Recorded data

## BEGIN

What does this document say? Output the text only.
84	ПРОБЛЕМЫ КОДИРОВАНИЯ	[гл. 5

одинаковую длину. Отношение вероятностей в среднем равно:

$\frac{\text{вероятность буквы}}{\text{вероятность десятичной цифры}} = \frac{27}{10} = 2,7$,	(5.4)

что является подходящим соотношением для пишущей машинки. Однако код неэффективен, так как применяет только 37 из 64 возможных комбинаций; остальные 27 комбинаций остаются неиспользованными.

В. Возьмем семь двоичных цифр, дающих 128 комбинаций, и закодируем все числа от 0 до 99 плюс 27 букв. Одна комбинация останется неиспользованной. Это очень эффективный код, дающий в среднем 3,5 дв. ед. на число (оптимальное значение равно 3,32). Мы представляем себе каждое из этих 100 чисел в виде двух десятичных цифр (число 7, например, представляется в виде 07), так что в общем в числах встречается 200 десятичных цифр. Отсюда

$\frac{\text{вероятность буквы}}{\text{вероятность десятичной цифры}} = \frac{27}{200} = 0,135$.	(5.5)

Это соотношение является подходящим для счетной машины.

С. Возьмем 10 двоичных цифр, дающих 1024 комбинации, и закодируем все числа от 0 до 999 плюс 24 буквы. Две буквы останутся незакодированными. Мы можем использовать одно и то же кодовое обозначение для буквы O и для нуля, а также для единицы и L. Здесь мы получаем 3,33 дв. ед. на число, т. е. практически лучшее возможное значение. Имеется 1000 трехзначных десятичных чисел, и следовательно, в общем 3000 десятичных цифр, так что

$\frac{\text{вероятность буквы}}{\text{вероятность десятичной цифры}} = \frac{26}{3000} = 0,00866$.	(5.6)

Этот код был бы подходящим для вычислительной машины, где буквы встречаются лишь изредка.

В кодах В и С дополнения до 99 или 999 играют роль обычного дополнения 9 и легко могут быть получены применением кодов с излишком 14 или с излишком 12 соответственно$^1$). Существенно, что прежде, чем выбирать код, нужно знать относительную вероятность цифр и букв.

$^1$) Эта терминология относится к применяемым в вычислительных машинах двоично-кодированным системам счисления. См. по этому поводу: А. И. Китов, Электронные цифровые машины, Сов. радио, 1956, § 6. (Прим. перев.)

## END

◆ **Aim of the task**
Each record must be repeated exactly as it is.

◆ **Exercise answer**
What does this document say? Output the text only.
84	ПРОБЛЕМЫ КОДИРОВАНИЯ	[гл. 5

одинаковую длину. Отношение вероятностей в среднем равно:

$\frac{\text{вероятность буквы}}{\text{вероятность десятичной цифры}} = \frac{27}{10} = 2,7$,	(5.4)

что является подходящим соотношением для пишущей машинки. Однако код неэффективен, так как применяет только 37 из 64 возможных комбинаций; остальные 27 комбинаций остаются неиспользованными.

В. Возьмем семь двоичных цифр, дающих 128 комбинаций, и закодируем все числа от 0 до 99 плюс 27 букв. Одна комбинация останется неиспользованной. Это очень эффективный код, дающий в среднем 3,5 дв. ед. на число (оптимальное значение равно 3,32). Мы представляем себе каждое из этих 100 чисел в виде двух десятичных цифр (число 7, например, представляется в виде 07), так что в общем в числах встречается 200 десятичных цифр. Отсюда

$\frac{\text{вероятность буквы}}{\text{вероятность десятичной цифры}} = \frac{27}{200} = 0,135$.	(5.5)

Это соотношение является подходящим для счетной машины.

С. Возьмем 10 двоичных цифр, дающих 1024 комбинации, и закодируем все числа от 0 до 999 плюс 24 буквы. Две буквы останутся незакодированными. Мы можем использовать одно и то же кодовое обозначение для буквы O и для нуля, а также для единицы и L. Здесь мы получаем 3,33 дв. ед. на число, т. е. практически лучшее возможное значение. Имеется 1000 трехзначных десятичных чисел, и следовательно, в общем 3000 десятичных цифр, так что

$\frac{\text{вероятность буквы}}{\text{вероятность десятичной цифры}} = \frac{26}{3000} = 0,00866$.	(5.6)

Этот код был бы подходящим для вычислительной машины, где буквы встречаются лишь изредка.

В кодах В и С дополнения до 99 или 999 играют роль обычного дополнения 9 и легко могут быть получены применением кодов с излишком 14 или с излишком 12 соответственно$^1$). Существенно, что прежде, чем выбирать код, нужно знать относительную вероятность цифр и букв.

$^1$) Эта терминология относится к применяемым в вычислительных машинах двоично-кодированным системам счисления. См. по этому поводу: А. И. Китов, Электронные цифровые машины, Сов. радио, 1956, § 6. (Прим. перев.)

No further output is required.